• WHAT NEEDS TO BE DONE:
Write out the data below in full, unchanged, minus the images.

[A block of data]
##########

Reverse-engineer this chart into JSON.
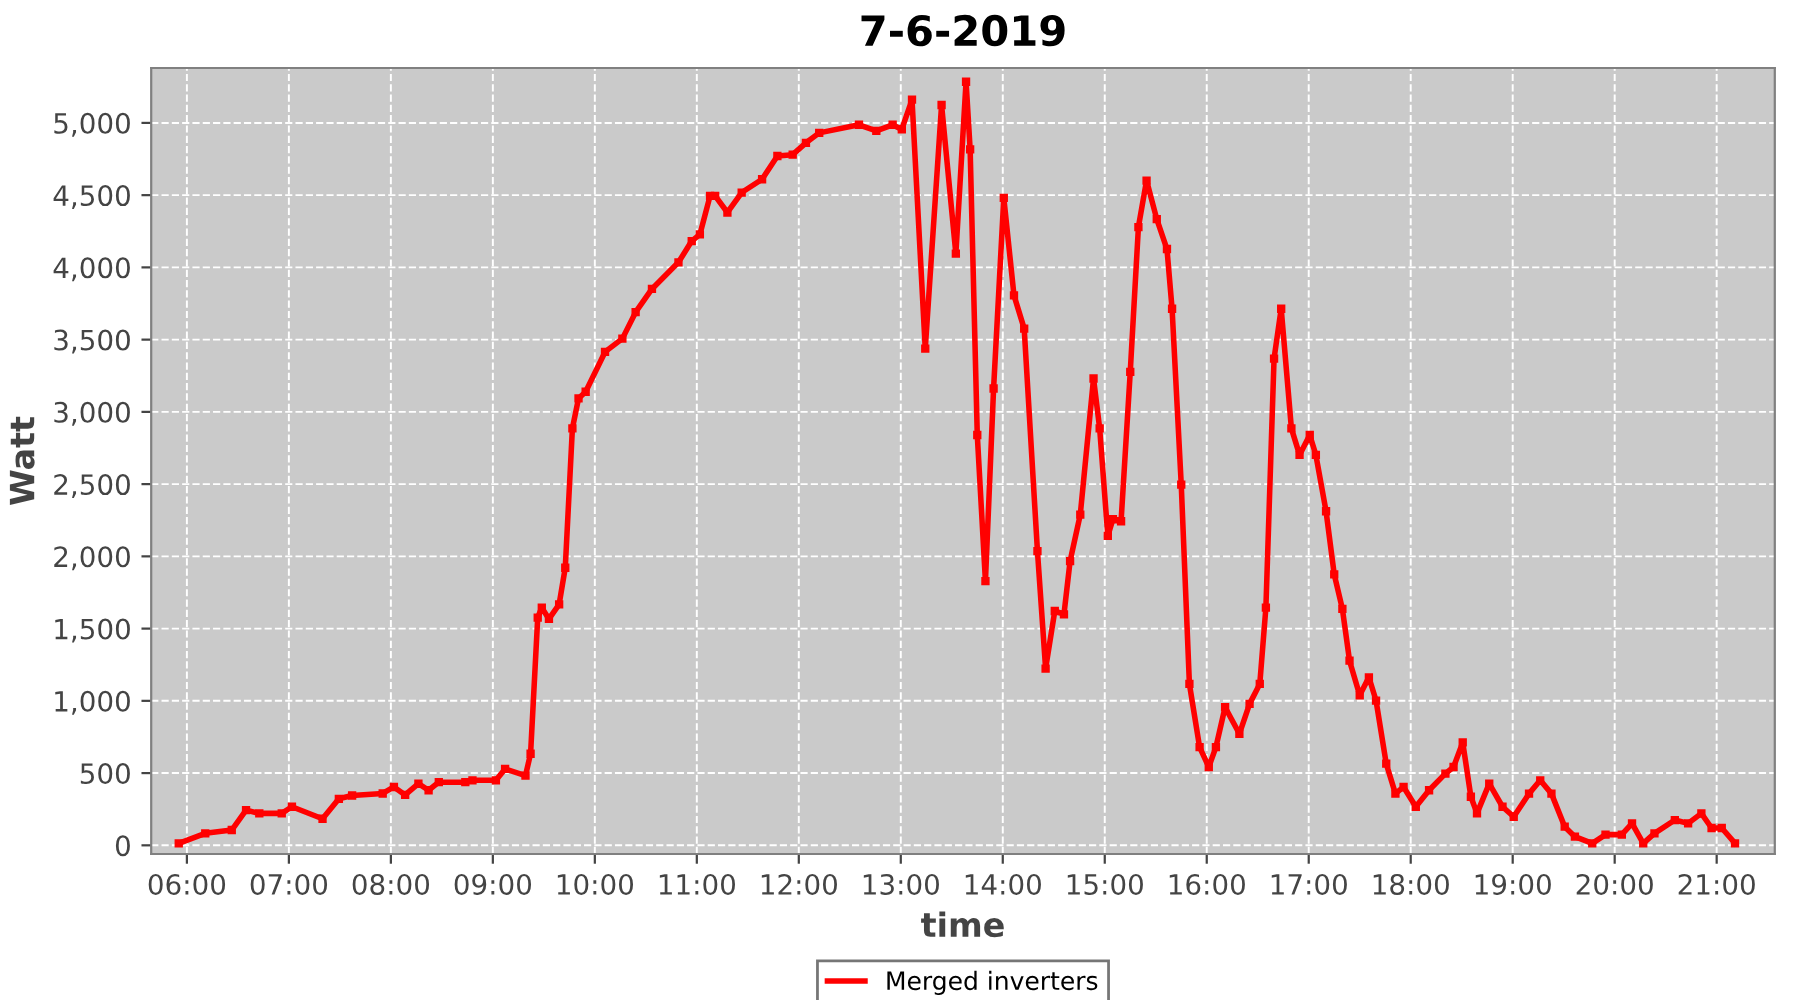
{
  "chart_data": {
    "type": "line",
    "title": "7-6-2019",
    "xlabel": "time",
    "ylabel": "Watt",
    "xlim": [
      5.65,
      21.57
    ],
    "ylim": [
      -60,
      5380
    ],
    "xticks": [
      {
        "value": 6,
        "label": "06:00"
      },
      {
        "value": 7,
        "label": "07:00"
      },
      {
        "value": 8,
        "label": "08:00"
      },
      {
        "value": 9,
        "label": "09:00"
      },
      {
        "value": 10,
        "label": "10:00"
      },
      {
        "value": 11,
        "label": "11:00"
      },
      {
        "value": 12,
        "label": "12:00"
      },
      {
        "value": 13,
        "label": "13:00"
      },
      {
        "value": 14,
        "label": "14:00"
      },
      {
        "value": 15,
        "label": "15:00"
      },
      {
        "value": 16,
        "label": "16:00"
      },
      {
        "value": 17,
        "label": "17:00"
      },
      {
        "value": 18,
        "label": "18:00"
      },
      {
        "value": 19,
        "label": "19:00"
      },
      {
        "value": 20,
        "label": "20:00"
      },
      {
        "value": 21,
        "label": "21:00"
      }
    ],
    "yticks": [
      0,
      {
        "value": 500,
        "label": "500"
      },
      {
        "value": 1000,
        "label": "1,000"
      },
      {
        "value": 1500,
        "label": "1,500"
      },
      {
        "value": 2000,
        "label": "2,000"
      },
      {
        "value": 2500,
        "label": "2,500"
      },
      {
        "value": 3000,
        "label": "3,000"
      },
      {
        "value": 3500,
        "label": "3,500"
      },
      {
        "value": 4000,
        "label": "4,000"
      },
      {
        "value": 4500,
        "label": "4,500"
      },
      {
        "value": 5000,
        "label": "5,000"
      }
    ],
    "grid": true,
    "legend": "bottom",
    "marker": "square",
    "line_style": "solid",
    "series": [
      {
        "name": "Merged inverters",
        "color": "#ff0000",
        "x": [
          5.92,
          6.18,
          6.44,
          6.58,
          6.71,
          6.93,
          7.03,
          7.33,
          7.49,
          7.62,
          7.92,
          8.03,
          8.14,
          8.27,
          8.37,
          8.47,
          8.73,
          8.8,
          9.03,
          9.12,
          9.32,
          9.37,
          9.44,
          9.48,
          9.55,
          9.65,
          9.71,
          9.78,
          9.84,
          9.91,
          10.1,
          10.27,
          10.4,
          10.56,
          10.82,
          10.95,
          11.03,
          11.13,
          11.18,
          11.3,
          11.44,
          11.64,
          11.79,
          11.94,
          12.07,
          12.2,
          12.59,
          12.76,
          12.92,
          13.01,
          13.11,
          13.24,
          13.4,
          13.54,
          13.64,
          13.68,
          13.75,
          13.83,
          13.91,
          14.01,
          14.11,
          14.21,
          14.34,
          14.42,
          14.51,
          14.6,
          14.66,
          14.76,
          14.89,
          14.95,
          15.03,
          15.08,
          15.16,
          15.25,
          15.33,
          15.41,
          15.51,
          15.61,
          15.66,
          15.75,
          15.83,
          15.93,
          16.02,
          16.09,
          16.18,
          16.32,
          16.42,
          16.52,
          16.58,
          16.66,
          16.73,
          16.83,
          16.91,
          17.01,
          17.07,
          17.17,
          17.25,
          17.33,
          17.4,
          17.5,
          17.59,
          17.66,
          17.76,
          17.85,
          17.93,
          18.05,
          18.18,
          18.34,
          18.42,
          18.51,
          18.59,
          18.65,
          18.77,
          18.9,
          19.01,
          19.16,
          19.27,
          19.38,
          19.51,
          19.61,
          19.78,
          19.91,
          20.07,
          20.17,
          20.28,
          20.39,
          20.59,
          20.72,
          20.85,
          20.95,
          21.05,
          21.18
        ],
        "values": [
          14,
          83,
          106,
          244,
          221,
          221,
          267,
          184,
          322,
          345,
          359,
          404,
          349,
          427,
          381,
          437,
          437,
          450,
          450,
          529,
          483,
          634,
          1576,
          1645,
          1567,
          1668,
          1921,
          2886,
          3093,
          3139,
          3415,
          3507,
          3690,
          3851,
          4035,
          4182,
          4228,
          4495,
          4495,
          4380,
          4518,
          4610,
          4771,
          4780,
          4862,
          4931,
          4987,
          4945,
          4987,
          4955,
          5161,
          3438,
          5124,
          4095,
          5285,
          4817,
          2840,
          1829,
          3162,
          4481,
          3806,
          3576,
          2036,
          1223,
          1622,
          1599,
          1967,
          2289,
          3231,
          2886,
          2142,
          2257,
          2243,
          3277,
          4279,
          4601,
          4334,
          4127,
          3714,
          2496,
          1117,
          680,
          542,
          680,
          956,
          772,
          979,
          1117,
          1645,
          3369,
          3714,
          2886,
          2702,
          2840,
          2702,
          2312,
          1875,
          1636,
          1278,
          1039,
          1163,
          1002,
          565,
          358,
          404,
          267,
          381,
          496,
          542,
          712,
          336,
          221,
          427,
          267,
          198,
          358,
          450,
          358,
          129,
          60,
          14,
          74,
          74,
          152,
          14,
          83,
          175,
          152,
          221,
          120,
          120,
          14
        ]
      }
    ]
  }
}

##########

• SOLUTION:
Reverse-engineer this chart into JSON.
{
  "chart_data": {
    "type": "line",
    "title": "7-6-2019",
    "xlabel": "time",
    "ylabel": "Watt",
    "xlim": [
      5.65,
      21.57
    ],
    "ylim": [
      -60,
      5380
    ],
    "xticks": [
      {
        "value": 6,
        "label": "06:00"
      },
      {
        "value": 7,
        "label": "07:00"
      },
      {
        "value": 8,
        "label": "08:00"
      },
      {
        "value": 9,
        "label": "09:00"
      },
      {
        "value": 10,
        "label": "10:00"
      },
      {
        "value": 11,
        "label": "11:00"
      },
      {
        "value": 12,
        "label": "12:00"
      },
      {
        "value": 13,
        "label": "13:00"
      },
      {
        "value": 14,
        "label": "14:00"
      },
      {
        "value": 15,
        "label": "15:00"
      },
      {
        "value": 16,
        "label": "16:00"
      },
      {
        "value": 17,
        "label": "17:00"
      },
      {
        "value": 18,
        "label": "18:00"
      },
      {
        "value": 19,
        "label": "19:00"
      },
      {
        "value": 20,
        "label": "20:00"
      },
      {
        "value": 21,
        "label": "21:00"
      }
    ],
    "yticks": [
      0,
      {
        "value": 500,
        "label": "500"
      },
      {
        "value": 1000,
        "label": "1,000"
      },
      {
        "value": 1500,
        "label": "1,500"
      },
      {
        "value": 2000,
        "label": "2,000"
      },
      {
        "value": 2500,
        "label": "2,500"
      },
      {
        "value": 3000,
        "label": "3,000"
      },
      {
        "value": 3500,
        "label": "3,500"
      },
      {
        "value": 4000,
        "label": "4,000"
      },
      {
        "value": 4500,
        "label": "4,500"
      },
      {
        "value": 5000,
        "label": "5,000"
      }
    ],
    "grid": true,
    "legend": "bottom",
    "marker": "square",
    "line_style": "solid",
    "series": [
      {
        "name": "Merged inverters",
        "color": "#ff0000",
        "x": [
          5.92,
          6.18,
          6.44,
          6.58,
          6.71,
          6.93,
          7.03,
          7.33,
          7.49,
          7.62,
          7.92,
          8.03,
          8.14,
          8.27,
          8.37,
          8.47,
          8.73,
          8.8,
          9.03,
          9.12,
          9.32,
          9.37,
          9.44,
          9.48,
          9.55,
          9.65,
          9.71,
          9.78,
          9.84,
          9.91,
          10.1,
          10.27,
          10.4,
          10.56,
          10.82,
          10.95,
          11.03,
          11.13,
          11.18,
          11.3,
          11.44,
          11.64,
          11.79,
          11.94,
          12.07,
          12.2,
          12.59,
          12.76,
          12.92,
          13.01,
          13.11,
          13.24,
          13.4,
          13.54,
          13.64,
          13.68,
          13.75,
          13.83,
          13.91,
          14.01,
          14.11,
          14.21,
          14.34,
          14.42,
          14.51,
          14.6,
          14.66,
          14.76,
          14.89,
          14.95,
          15.03,
          15.08,
          15.16,
          15.25,
          15.33,
          15.41,
          15.51,
          15.61,
          15.66,
          15.75,
          15.83,
          15.93,
          16.02,
          16.09,
          16.18,
          16.32,
          16.42,
          16.52,
          16.58,
          16.66,
          16.73,
          16.83,
          16.91,
          17.01,
          17.07,
          17.17,
          17.25,
          17.33,
          17.4,
          17.5,
          17.59,
          17.66,
          17.76,
          17.85,
          17.93,
          18.05,
          18.18,
          18.34,
          18.42,
          18.51,
          18.59,
          18.65,
          18.77,
          18.9,
          19.01,
          19.16,
          19.27,
          19.38,
          19.51,
          19.61,
          19.78,
          19.91,
          20.07,
          20.17,
          20.28,
          20.39,
          20.59,
          20.72,
          20.85,
          20.95,
          21.05,
          21.18
        ],
        "values": [
          14,
          83,
          106,
          244,
          221,
          221,
          267,
          184,
          322,
          345,
          359,
          404,
          349,
          427,
          381,
          437,
          437,
          450,
          450,
          529,
          483,
          634,
          1576,
          1645,
          1567,
          1668,
          1921,
          2886,
          3093,
          3139,
          3415,
          3507,
          3690,
          3851,
          4035,
          4182,
          4228,
          4495,
          4495,
          4380,
          4518,
          4610,
          4771,
          4780,
          4862,
          4931,
          4987,
          4945,
          4987,
          4955,
          5161,
          3438,
          5124,
          4095,
          5285,
          4817,
          2840,
          1829,
          3162,
          4481,
          3806,
          3576,
          2036,
          1223,
          1622,
          1599,
          1967,
          2289,
          3231,
          2886,
          2142,
          2257,
          2243,
          3277,
          4279,
          4601,
          4334,
          4127,
          3714,
          2496,
          1117,
          680,
          542,
          680,
          956,
          772,
          979,
          1117,
          1645,
          3369,
          3714,
          2886,
          2702,
          2840,
          2702,
          2312,
          1875,
          1636,
          1278,
          1039,
          1163,
          1002,
          565,
          358,
          404,
          267,
          381,
          496,
          542,
          712,
          336,
          221,
          427,
          267,
          198,
          358,
          450,
          358,
          129,
          60,
          14,
          74,
          74,
          152,
          14,
          83,
          175,
          152,
          221,
          120,
          120,
          14
        ]
      }
    ]
  }
}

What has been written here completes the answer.